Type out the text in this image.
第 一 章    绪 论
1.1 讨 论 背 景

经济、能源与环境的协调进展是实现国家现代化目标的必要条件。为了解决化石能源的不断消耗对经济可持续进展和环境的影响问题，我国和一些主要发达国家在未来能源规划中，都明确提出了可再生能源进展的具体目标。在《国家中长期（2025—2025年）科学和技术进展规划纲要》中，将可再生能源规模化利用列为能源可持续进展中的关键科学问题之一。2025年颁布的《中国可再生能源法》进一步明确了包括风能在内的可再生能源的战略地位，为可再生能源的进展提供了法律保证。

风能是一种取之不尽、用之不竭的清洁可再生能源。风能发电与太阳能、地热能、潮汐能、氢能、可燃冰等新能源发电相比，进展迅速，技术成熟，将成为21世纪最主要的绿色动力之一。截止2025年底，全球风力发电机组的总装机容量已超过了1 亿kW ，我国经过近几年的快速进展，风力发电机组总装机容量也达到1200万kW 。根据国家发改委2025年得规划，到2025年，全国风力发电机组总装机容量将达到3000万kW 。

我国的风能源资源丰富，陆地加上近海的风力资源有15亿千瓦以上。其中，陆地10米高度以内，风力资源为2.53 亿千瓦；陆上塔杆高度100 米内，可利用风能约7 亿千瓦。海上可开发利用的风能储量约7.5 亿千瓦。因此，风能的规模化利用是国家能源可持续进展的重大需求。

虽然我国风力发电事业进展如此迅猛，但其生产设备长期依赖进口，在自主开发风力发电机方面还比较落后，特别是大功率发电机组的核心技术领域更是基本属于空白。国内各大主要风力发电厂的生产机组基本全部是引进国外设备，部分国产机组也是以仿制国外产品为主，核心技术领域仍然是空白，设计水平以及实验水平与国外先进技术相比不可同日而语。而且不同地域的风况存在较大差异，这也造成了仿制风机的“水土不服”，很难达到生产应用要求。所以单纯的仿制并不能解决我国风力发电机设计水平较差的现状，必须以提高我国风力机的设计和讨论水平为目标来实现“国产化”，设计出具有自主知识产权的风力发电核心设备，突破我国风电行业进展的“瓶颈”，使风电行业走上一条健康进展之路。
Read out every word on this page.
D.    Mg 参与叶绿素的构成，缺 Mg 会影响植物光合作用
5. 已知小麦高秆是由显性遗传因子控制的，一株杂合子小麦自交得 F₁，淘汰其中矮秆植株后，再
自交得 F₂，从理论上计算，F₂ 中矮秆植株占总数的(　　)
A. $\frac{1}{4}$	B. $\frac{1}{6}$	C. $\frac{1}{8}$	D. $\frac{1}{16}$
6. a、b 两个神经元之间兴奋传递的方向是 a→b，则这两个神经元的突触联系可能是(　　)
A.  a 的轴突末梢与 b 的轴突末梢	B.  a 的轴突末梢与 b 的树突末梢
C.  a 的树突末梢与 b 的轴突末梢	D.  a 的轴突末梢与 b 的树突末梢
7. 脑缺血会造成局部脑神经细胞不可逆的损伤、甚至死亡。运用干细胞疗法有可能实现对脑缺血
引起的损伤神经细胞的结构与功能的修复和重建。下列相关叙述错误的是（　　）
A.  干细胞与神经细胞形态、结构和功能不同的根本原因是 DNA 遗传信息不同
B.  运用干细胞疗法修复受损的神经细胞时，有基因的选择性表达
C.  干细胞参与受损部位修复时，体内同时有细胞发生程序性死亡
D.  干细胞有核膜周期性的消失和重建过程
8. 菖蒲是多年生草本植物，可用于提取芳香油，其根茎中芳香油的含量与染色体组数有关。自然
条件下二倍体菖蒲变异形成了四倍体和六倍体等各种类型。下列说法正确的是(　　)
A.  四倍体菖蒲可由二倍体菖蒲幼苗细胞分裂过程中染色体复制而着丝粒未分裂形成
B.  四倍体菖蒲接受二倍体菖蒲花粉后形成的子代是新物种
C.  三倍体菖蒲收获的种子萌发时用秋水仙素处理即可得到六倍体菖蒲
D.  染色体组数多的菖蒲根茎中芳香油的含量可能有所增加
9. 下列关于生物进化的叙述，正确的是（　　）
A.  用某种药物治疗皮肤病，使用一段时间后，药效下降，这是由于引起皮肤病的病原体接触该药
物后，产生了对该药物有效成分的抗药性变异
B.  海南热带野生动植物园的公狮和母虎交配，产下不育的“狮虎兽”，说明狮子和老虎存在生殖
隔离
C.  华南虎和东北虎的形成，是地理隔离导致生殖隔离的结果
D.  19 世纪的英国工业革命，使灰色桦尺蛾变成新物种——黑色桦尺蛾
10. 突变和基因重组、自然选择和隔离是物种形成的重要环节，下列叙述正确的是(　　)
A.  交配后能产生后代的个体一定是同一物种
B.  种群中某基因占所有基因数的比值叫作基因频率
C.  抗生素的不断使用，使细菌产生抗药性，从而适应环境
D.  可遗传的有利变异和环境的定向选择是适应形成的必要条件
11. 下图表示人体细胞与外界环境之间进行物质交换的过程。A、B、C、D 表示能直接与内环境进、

....

Exercise prompt:
Scan the material above for the word "的轴突末梢". Copy each line where it occurs.

Solved problem:
A.  a 的轴突末梢与 b 的轴突末梢	B.  a 的轴突末梢与 b 的树突末梢
C.  a 的树突末梢与 b 的轴突末梢	D.  a 的轴突末梢与 b 的树突末梢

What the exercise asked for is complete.